__Given task__
Scan each line of the records for the word "from" and extract the ones that have it.

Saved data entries
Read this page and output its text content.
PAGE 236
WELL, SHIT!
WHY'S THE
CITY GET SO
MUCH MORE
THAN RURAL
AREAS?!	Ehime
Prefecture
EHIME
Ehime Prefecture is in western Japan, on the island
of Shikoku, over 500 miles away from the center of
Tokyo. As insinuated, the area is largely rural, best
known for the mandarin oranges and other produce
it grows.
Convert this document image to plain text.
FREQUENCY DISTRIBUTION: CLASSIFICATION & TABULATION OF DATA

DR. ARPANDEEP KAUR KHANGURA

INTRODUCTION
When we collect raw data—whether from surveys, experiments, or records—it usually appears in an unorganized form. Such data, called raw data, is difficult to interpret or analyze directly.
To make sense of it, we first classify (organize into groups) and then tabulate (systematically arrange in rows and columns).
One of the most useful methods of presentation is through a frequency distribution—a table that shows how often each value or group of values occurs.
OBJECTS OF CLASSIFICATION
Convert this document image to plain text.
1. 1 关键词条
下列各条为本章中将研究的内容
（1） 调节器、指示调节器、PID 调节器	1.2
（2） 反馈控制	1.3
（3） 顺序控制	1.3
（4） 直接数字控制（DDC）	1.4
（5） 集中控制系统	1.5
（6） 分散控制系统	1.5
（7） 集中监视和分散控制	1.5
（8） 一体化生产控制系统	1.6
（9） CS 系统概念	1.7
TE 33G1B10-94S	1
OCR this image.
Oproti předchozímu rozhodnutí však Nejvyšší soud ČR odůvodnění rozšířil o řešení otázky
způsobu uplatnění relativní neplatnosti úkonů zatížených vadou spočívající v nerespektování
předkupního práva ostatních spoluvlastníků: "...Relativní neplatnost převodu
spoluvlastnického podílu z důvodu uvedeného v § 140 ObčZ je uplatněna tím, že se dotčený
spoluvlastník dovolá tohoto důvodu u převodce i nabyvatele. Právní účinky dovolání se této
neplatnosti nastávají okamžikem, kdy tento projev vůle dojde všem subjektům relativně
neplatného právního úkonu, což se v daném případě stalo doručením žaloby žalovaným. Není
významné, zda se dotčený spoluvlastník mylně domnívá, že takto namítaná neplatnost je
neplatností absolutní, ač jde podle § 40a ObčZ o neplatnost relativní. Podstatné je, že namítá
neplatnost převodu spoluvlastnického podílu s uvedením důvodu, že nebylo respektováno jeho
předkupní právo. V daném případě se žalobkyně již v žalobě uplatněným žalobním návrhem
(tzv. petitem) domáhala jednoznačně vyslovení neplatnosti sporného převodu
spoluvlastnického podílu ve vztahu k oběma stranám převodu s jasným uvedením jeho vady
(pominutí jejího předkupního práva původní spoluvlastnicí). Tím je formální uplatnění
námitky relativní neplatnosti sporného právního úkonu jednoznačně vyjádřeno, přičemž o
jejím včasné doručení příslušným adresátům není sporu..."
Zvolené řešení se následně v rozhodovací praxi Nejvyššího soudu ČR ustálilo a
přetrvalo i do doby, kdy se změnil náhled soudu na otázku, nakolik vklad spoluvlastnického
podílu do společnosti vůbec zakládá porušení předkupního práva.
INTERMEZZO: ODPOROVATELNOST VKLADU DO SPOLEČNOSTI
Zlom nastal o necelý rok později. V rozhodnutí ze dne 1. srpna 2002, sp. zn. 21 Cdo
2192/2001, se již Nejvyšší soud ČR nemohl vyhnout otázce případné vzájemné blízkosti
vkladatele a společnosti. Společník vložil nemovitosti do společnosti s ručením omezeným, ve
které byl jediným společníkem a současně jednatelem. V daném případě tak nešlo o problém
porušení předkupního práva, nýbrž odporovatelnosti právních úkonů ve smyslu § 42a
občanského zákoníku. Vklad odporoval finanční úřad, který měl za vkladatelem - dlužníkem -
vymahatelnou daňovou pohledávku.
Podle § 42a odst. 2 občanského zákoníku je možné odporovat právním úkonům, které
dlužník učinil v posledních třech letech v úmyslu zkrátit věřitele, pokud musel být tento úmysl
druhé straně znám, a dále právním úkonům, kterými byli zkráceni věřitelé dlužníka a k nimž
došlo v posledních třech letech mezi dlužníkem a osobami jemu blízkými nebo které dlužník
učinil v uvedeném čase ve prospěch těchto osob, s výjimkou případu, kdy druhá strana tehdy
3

__Output__
of Shikoku, over 500 miles away from the center of
When we collect raw data—whether from surveys, experiments, or records—it usually appears in an unorganized form. Such data, called raw data, is difficult to interpret or analyze directly.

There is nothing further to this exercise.